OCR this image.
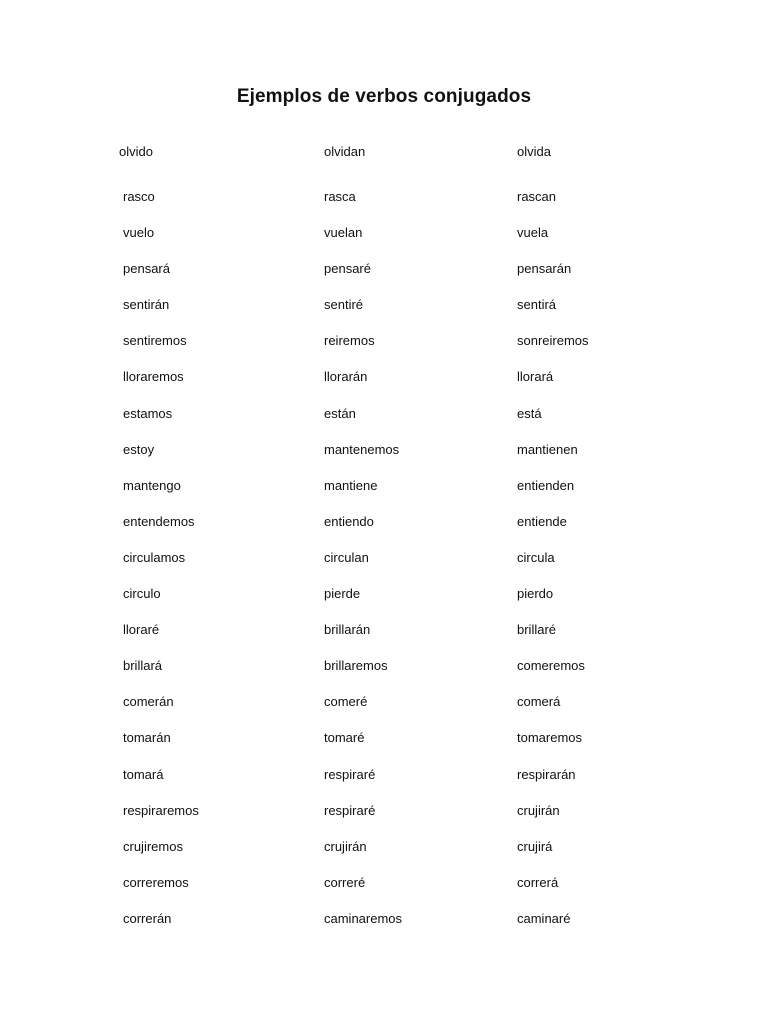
Ejemplos de verbos conjugados
olvido	olvidan	olvida
rasco	rasca	rascan
vuelo	vuelan	vuela
pensará	pensaré	pensarán
sentirán	sentiré	sentirá
sentiremos	reiremos	sonreiremos
lloraremos	llorarán	llorará
estamos	están	está
estoy	mantenemos	mantienen
mantengo	mantiene	entienden
entendemos	entiendo	entiende
circulamos	circulan	circula
circulo	pierde	pierdo
lloraré	brillarán	brillaré
brillará	brillaremos	comeremos
comerán	comeré	comerá
tomarán	tomaré	tomaremos
tomará	respiraré	respirarán
respiraremos	respiraré	crujirán
crujiremos	crujirán	crujirá
correremos	correré	correrá
correrán	caminaremos	caminaré
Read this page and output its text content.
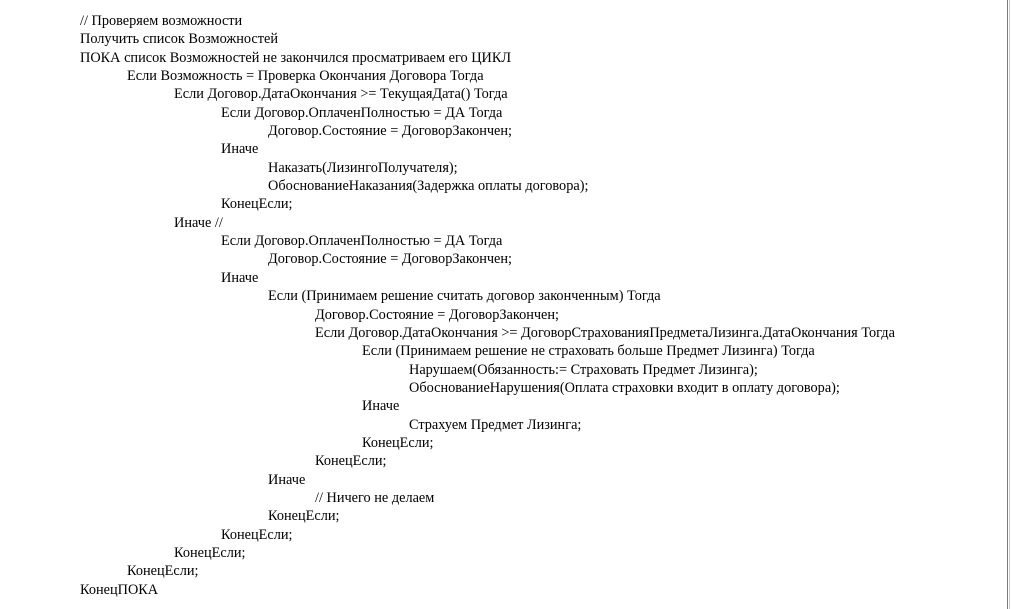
// Проверяем возможности
Получить список Возможностей
ПОКА список Возможностей не закончился просматриваем его ЦИКЛ
Если Возможность = Проверка Окончания Договора Тогда
Если Договор.ДатаОкончания >= ТекущаяДата() Тогда
Если Договор.ОплаченПолностью = ДА Тогда
Договор.Состояние = ДоговорЗакончен;
Иначе
Наказать(ЛизингоПолучателя);
ОбоснованиеНаказания(Задержка оплаты договора);
КонецЕсли;
Иначе //
Если Договор.ОплаченПолностью = ДА Тогда
Договор.Состояние = ДоговорЗакончен;
Иначе
Если (Принимаем решение считать договор законченным) Тогда
Договор.Состояние = ДоговорЗакончен;
Если Договор.ДатаОкончания >= ДоговорСтрахованияПредметаЛизинга.ДатаОкончания Тогда
Если (Принимаем решение не страховать больше Предмет Лизинга) Тогда
Нарушаем(Обязанность:= Страховать Предмет Лизинга);
ОбоснованиеНарушения(Оплата страховки входит в оплату договора);
Иначе
Страхуем Предмет Лизинга;
КонецЕсли;
КонецЕсли;
Иначе
// Ничего не делаем
КонецЕсли;
КонецЕсли;
КонецЕсли;
КонецЕсли;
КонецПОКА
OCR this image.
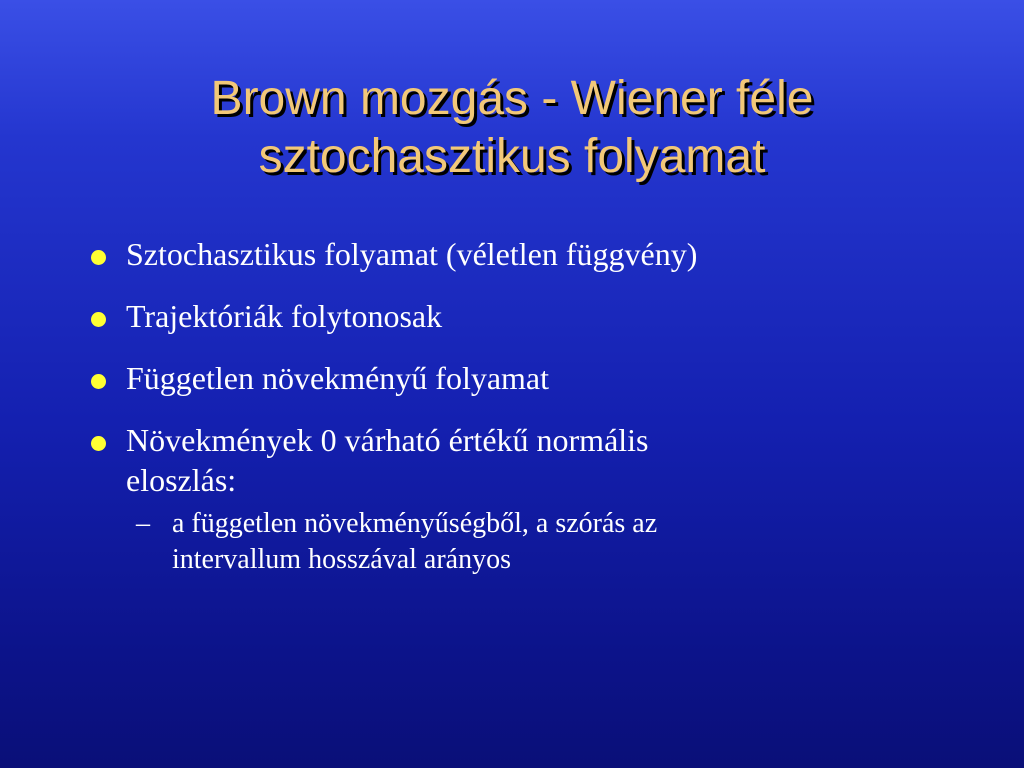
Brown mozgás - Wiener féle
sztochasztikus folyamat
Sztochasztikus folyamat (véletlen függvény)
Trajektóriák folytonosak
Független növekményű folyamat
Növekmények 0 várható értékű normális
eloszlás:
– a független növekményűségből, a szórás az
intervallum hosszával arányos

◆ ◆ ◆ ◆ ◆

### Description of the task
Restate each entry word for word, please, but drop any images it holds.

### Full answer
OCR this image.
Ejemplos de verbos conjugados
olvido	olvidan	olvida
rasco	rasca	rascan
vuelo	vuelan	vuela
pensará	pensaré	pensarán
sentirán	sentiré	sentirá
sentiremos	reiremos	sonreiremos
lloraremos	llorarán	llorará
estamos	están	está
estoy	mantenemos	mantienen
mantengo	mantiene	entienden
entendemos	entiendo	entiende
circulamos	circulan	circula
circulo	pierde	pierdo
lloraré	brillarán	brillaré
brillará	brillaremos	comeremos
comerán	comeré	comerá
tomarán	tomaré	tomaremos
tomará	respiraré	respirarán
respiraremos	respiraré	crujirán
crujiremos	crujirán	crujirá
correremos	correré	correrá
correrán	caminaremos	caminaré
Read this page and output its text content.
// Проверяем возможности
Получить список Возможностей
ПОКА список Возможностей не закончился просматриваем его ЦИКЛ
Если Возможность = Проверка Окончания Договора Тогда
Если Договор.ДатаОкончания >= ТекущаяДата() Тогда
Если Договор.ОплаченПолностью = ДА Тогда
Договор.Состояние = ДоговорЗакончен;
Иначе
Наказать(ЛизингоПолучателя);
ОбоснованиеНаказания(Задержка оплаты договора);
КонецЕсли;
Иначе //
Если Договор.ОплаченПолностью = ДА Тогда
Договор.Состояние = ДоговорЗакончен;
Иначе
Если (Принимаем решение считать договор законченным) Тогда
Договор.Состояние = ДоговорЗакончен;
Если Договор.ДатаОкончания >= ДоговорСтрахованияПредметаЛизинга.ДатаОкончания Тогда
Если (Принимаем решение не страховать больше Предмет Лизинга) Тогда
Нарушаем(Обязанность:= Страховать Предмет Лизинга);
ОбоснованиеНарушения(Оплата страховки входит в оплату договора);
Иначе
Страхуем Предмет Лизинга;
КонецЕсли;
КонецЕсли;
Иначе
// Ничего не делаем
КонецЕсли;
КонецЕсли;
КонецЕсли;
КонецЕсли;
КонецПОКА
OCR this image.
Brown mozgás - Wiener féle
sztochasztikus folyamat
Sztochasztikus folyamat (véletlen függvény)
Trajektóriák folytonosak
Független növekményű folyamat
Növekmények 0 várható értékű normális
eloszlás:
– a független növekményűségből, a szórás az
intervallum hosszával arányos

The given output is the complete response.